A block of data
- - - - -

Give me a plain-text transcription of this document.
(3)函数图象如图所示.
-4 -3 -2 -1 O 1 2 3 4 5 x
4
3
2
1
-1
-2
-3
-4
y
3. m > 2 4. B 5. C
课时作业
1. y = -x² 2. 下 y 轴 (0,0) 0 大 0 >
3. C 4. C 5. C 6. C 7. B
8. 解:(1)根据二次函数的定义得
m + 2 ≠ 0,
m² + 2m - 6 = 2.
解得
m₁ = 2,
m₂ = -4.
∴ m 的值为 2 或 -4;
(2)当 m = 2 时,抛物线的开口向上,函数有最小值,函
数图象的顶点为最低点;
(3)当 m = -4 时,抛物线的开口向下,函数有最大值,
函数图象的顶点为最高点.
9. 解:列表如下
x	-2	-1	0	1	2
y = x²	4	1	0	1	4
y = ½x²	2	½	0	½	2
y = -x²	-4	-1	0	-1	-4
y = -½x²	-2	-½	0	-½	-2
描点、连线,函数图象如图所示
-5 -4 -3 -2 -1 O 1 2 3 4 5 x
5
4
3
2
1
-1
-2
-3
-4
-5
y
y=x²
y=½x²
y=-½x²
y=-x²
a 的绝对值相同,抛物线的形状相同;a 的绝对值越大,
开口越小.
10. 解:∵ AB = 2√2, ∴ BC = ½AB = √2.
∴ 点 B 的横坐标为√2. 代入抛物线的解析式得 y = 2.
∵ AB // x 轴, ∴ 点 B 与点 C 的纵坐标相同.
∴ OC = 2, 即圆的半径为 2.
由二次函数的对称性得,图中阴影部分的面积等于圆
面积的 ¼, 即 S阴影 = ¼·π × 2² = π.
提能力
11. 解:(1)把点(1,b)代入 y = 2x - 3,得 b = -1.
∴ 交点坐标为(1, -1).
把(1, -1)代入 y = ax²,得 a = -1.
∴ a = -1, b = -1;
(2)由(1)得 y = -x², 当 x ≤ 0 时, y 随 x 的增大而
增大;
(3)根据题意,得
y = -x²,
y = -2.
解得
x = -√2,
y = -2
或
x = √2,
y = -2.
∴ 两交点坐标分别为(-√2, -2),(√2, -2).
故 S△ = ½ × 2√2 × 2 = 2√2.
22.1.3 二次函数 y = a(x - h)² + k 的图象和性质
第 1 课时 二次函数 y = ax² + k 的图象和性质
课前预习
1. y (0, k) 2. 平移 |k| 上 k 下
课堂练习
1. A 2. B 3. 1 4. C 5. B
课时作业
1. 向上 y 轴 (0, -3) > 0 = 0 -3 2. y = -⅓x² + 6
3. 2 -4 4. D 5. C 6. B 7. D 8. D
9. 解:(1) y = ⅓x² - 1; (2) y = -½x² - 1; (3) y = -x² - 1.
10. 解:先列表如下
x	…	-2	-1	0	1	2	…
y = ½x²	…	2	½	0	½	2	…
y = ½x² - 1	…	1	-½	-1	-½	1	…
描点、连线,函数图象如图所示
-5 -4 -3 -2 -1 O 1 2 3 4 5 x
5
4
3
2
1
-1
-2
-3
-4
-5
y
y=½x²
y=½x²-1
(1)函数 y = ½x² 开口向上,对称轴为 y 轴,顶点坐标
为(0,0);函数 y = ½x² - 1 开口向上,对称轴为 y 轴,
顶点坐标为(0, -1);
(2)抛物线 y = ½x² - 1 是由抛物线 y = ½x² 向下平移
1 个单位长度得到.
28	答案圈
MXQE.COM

- - - - -

* Problem: Pull out each line holding the string "对称轴为".

* The response:
(1)函数 y = ½x² 开口向上,对称轴为 y 轴,顶点坐标
为(0,0);函数 y = ½x² - 1 开口向上,对称轴为 y 轴,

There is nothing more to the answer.